___ Data rows

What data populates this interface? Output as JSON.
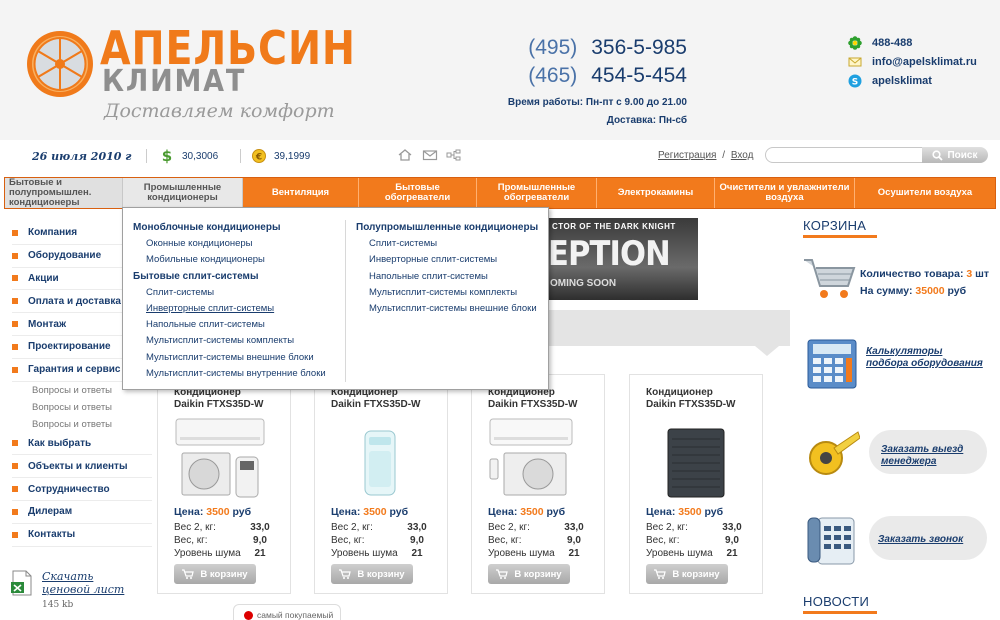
{
  "brand": {
    "title": "АПЕЛЬСИН",
    "subtitle": "КЛИМАТ",
    "slogan": "Доставляем комфорт",
    "color": "#f27a1c"
  },
  "phones": [
    {
      "code": "(495)",
      "number": "356-5-985"
    },
    {
      "code": "(465)",
      "number": "454-5-454"
    }
  ],
  "work_hours": "Время работы: Пн-пт с 9.00 до 21.00",
  "delivery": "Доставка: Пн-сб",
  "contacts": [
    {
      "icon": "icq-icon",
      "text": "488-488"
    },
    {
      "icon": "email-icon",
      "text": "info@apelsklimat.ru"
    },
    {
      "icon": "skype-icon",
      "text": "apelsklimat"
    }
  ],
  "infobar": {
    "date": "26 июля 2010 г",
    "usd_rate": "30,3006",
    "eur_rate": "39,1999",
    "register": "Регистрация",
    "divider": "/",
    "login": "Вход",
    "search_placeholder": "",
    "search_button": "Поиск"
  },
  "nav": [
    "Бытовые и полупромышлен. кондиционеры",
    "Промышленные кондиционеры",
    "Вентиляция",
    "Бытовые обогреватели",
    "Промышленные обогреватели",
    "Электрокамины",
    "Очистители и увлажнители воздуха",
    "Осушители воздуха"
  ],
  "dropdown": {
    "left": {
      "head1": "Моноблочные кондиционеры",
      "items1": [
        "Оконные кондиционеры",
        "Мобильные кондиционеры"
      ],
      "head2": "Бытовые сплит-системы",
      "items2": [
        "Сплит-системы",
        "Инверторные сплит-системы",
        "Напольные сплит-системы",
        "Мультисплит-системы комплекты",
        "Мультисплит-системы внешние блоки",
        "Мультисплит-системы внутренние блоки"
      ]
    },
    "right": {
      "head1": "Полупромышленные кондиционеры",
      "items1": [
        "Сплит-системы",
        "Инверторные сплит-системы",
        "Напольные сплит-системы",
        "Мультисплит-системы комплекты",
        "Мультисплит-системы внешние блоки"
      ]
    }
  },
  "sidebar": {
    "items": [
      "Компания",
      "Оборудование",
      "Акции",
      "Оплата и доставка",
      "Монтаж",
      "Проектирование",
      "Гарантия и сервис"
    ],
    "sub": [
      "Вопросы и ответы",
      "Вопросы и ответы",
      "Вопросы и ответы"
    ],
    "items_after": [
      "Как выбрать",
      "Объекты и клиенты",
      "Сотрудничество",
      "Дилерам",
      "Контакты"
    ]
  },
  "download": {
    "line1": "Скачать",
    "line2": "ценовой лист",
    "size": "145 kb"
  },
  "banner": {
    "line1": "CTOR OF THE DARK KNIGHT",
    "line2": "EPTION",
    "line3": "OMING SOON"
  },
  "products": [
    {
      "name1": "Кондиционер",
      "name2": "Daikin FTXS35D-W",
      "price_label": "Цена:",
      "price": "3500",
      "currency": "руб",
      "weight2_label": "Вес 2, кг:",
      "weight2": "33,0",
      "weight_label": "Вес, кг:",
      "weight": "9,0",
      "noise_label": "Уровень шума",
      "noise": "21",
      "button": "В корзину"
    },
    {
      "name1": "Кондиционер",
      "name2": "Daikin FTXS35D-W",
      "price_label": "Цена:",
      "price": "3500",
      "currency": "руб",
      "weight2_label": "Вес 2, кг:",
      "weight2": "33,0",
      "weight_label": "Вес, кг:",
      "weight": "9,0",
      "noise_label": "Уровень шума",
      "noise": "21",
      "button": "В корзину"
    },
    {
      "name1": "Кондиционер",
      "name2": "Daikin FTXS35D-W",
      "price_label": "Цена:",
      "price": "3500",
      "currency": "руб",
      "weight2_label": "Вес 2, кг:",
      "weight2": "33,0",
      "weight_label": "Вес, кг:",
      "weight": "9,0",
      "noise_label": "Уровень шума",
      "noise": "21",
      "button": "В корзину"
    },
    {
      "name1": "Кондиционер",
      "name2": "Daikin FTXS35D-W",
      "price_label": "Цена:",
      "price": "3500",
      "currency": "руб",
      "weight2_label": "Вес 2, кг:",
      "weight2": "33,0",
      "weight_label": "Вес, кг:",
      "weight": "9,0",
      "noise_label": "Уровень шума",
      "noise": "21",
      "button": "В корзину"
    }
  ],
  "popular": "самый покупаемый",
  "cart": {
    "title": "КОРЗИНА",
    "count_label": "Количество товара:",
    "count": "3",
    "count_unit": "шт",
    "sum_label": "На сумму:",
    "sum": "35000",
    "sum_unit": "руб"
  },
  "calc_link": "Калькуляторы подбора оборудования",
  "manager_link": "Заказать выезд менеджера",
  "call_link": "Заказать звонок",
  "news_title": "НОВОСТИ"
}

______

- The request -
Output, exactly, all the records above; include no pictures.

- Response to this exercise -
What data populates this interface? Output as JSON.
{
  "brand": {
    "title": "АПЕЛЬСИН",
    "subtitle": "КЛИМАТ",
    "slogan": "Доставляем комфорт",
    "color": "#f27a1c"
  },
  "phones": [
    {
      "code": "(495)",
      "number": "356-5-985"
    },
    {
      "code": "(465)",
      "number": "454-5-454"
    }
  ],
  "work_hours": "Время работы: Пн-пт с 9.00 до 21.00",
  "delivery": "Доставка: Пн-сб",
  "contacts": [
    {
      "icon": "icq-icon",
      "text": "488-488"
    },
    {
      "icon": "email-icon",
      "text": "info@apelsklimat.ru"
    },
    {
      "icon": "skype-icon",
      "text": "apelsklimat"
    }
  ],
  "infobar": {
    "date": "26 июля 2010 г",
    "usd_rate": "30,3006",
    "eur_rate": "39,1999",
    "register": "Регистрация",
    "divider": "/",
    "login": "Вход",
    "search_placeholder": "",
    "search_button": "Поиск"
  },
  "nav": [
    "Бытовые и полупромышлен. кондиционеры",
    "Промышленные кондиционеры",
    "Вентиляция",
    "Бытовые обогреватели",
    "Промышленные обогреватели",
    "Электрокамины",
    "Очистители и увлажнители воздуха",
    "Осушители воздуха"
  ],
  "dropdown": {
    "left": {
      "head1": "Моноблочные кондиционеры",
      "items1": [
        "Оконные кондиционеры",
        "Мобильные кондиционеры"
      ],
      "head2": "Бытовые сплит-системы",
      "items2": [
        "Сплит-системы",
        "Инверторные сплит-системы",
        "Напольные сплит-системы",
        "Мультисплит-системы комплекты",
        "Мультисплит-системы внешние блоки",
        "Мультисплит-системы внутренние блоки"
      ]
    },
    "right": {
      "head1": "Полупромышленные кондиционеры",
      "items1": [
        "Сплит-системы",
        "Инверторные сплит-системы",
        "Напольные сплит-системы",
        "Мультисплит-системы комплекты",
        "Мультисплит-системы внешние блоки"
      ]
    }
  },
  "sidebar": {
    "items": [
      "Компания",
      "Оборудование",
      "Акции",
      "Оплата и доставка",
      "Монтаж",
      "Проектирование",
      "Гарантия и сервис"
    ],
    "sub": [
      "Вопросы и ответы",
      "Вопросы и ответы",
      "Вопросы и ответы"
    ],
    "items_after": [
      "Как выбрать",
      "Объекты и клиенты",
      "Сотрудничество",
      "Дилерам",
      "Контакты"
    ]
  },
  "download": {
    "line1": "Скачать",
    "line2": "ценовой лист",
    "size": "145 kb"
  },
  "banner": {
    "line1": "CTOR OF THE DARK KNIGHT",
    "line2": "EPTION",
    "line3": "OMING SOON"
  },
  "products": [
    {
      "name1": "Кондиционер",
      "name2": "Daikin FTXS35D-W",
      "price_label": "Цена:",
      "price": "3500",
      "currency": "руб",
      "weight2_label": "Вес 2, кг:",
      "weight2": "33,0",
      "weight_label": "Вес, кг:",
      "weight": "9,0",
      "noise_label": "Уровень шума",
      "noise": "21",
      "button": "В корзину"
    },
    {
      "name1": "Кондиционер",
      "name2": "Daikin FTXS35D-W",
      "price_label": "Цена:",
      "price": "3500",
      "currency": "руб",
      "weight2_label": "Вес 2, кг:",
      "weight2": "33,0",
      "weight_label": "Вес, кг:",
      "weight": "9,0",
      "noise_label": "Уровень шума",
      "noise": "21",
      "button": "В корзину"
    },
    {
      "name1": "Кондиционер",
      "name2": "Daikin FTXS35D-W",
      "price_label": "Цена:",
      "price": "3500",
      "currency": "руб",
      "weight2_label": "Вес 2, кг:",
      "weight2": "33,0",
      "weight_label": "Вес, кг:",
      "weight": "9,0",
      "noise_label": "Уровень шума",
      "noise": "21",
      "button": "В корзину"
    },
    {
      "name1": "Кондиционер",
      "name2": "Daikin FTXS35D-W",
      "price_label": "Цена:",
      "price": "3500",
      "currency": "руб",
      "weight2_label": "Вес 2, кг:",
      "weight2": "33,0",
      "weight_label": "Вес, кг:",
      "weight": "9,0",
      "noise_label": "Уровень шума",
      "noise": "21",
      "button": "В корзину"
    }
  ],
  "popular": "самый покупаемый",
  "cart": {
    "title": "КОРЗИНА",
    "count_label": "Количество товара:",
    "count": "3",
    "count_unit": "шт",
    "sum_label": "На сумму:",
    "sum": "35000",
    "sum_unit": "руб"
  },
  "calc_link": "Калькуляторы подбора оборудования",
  "manager_link": "Заказать выезд менеджера",
  "call_link": "Заказать звонок",
  "news_title": "НОВОСТИ"
}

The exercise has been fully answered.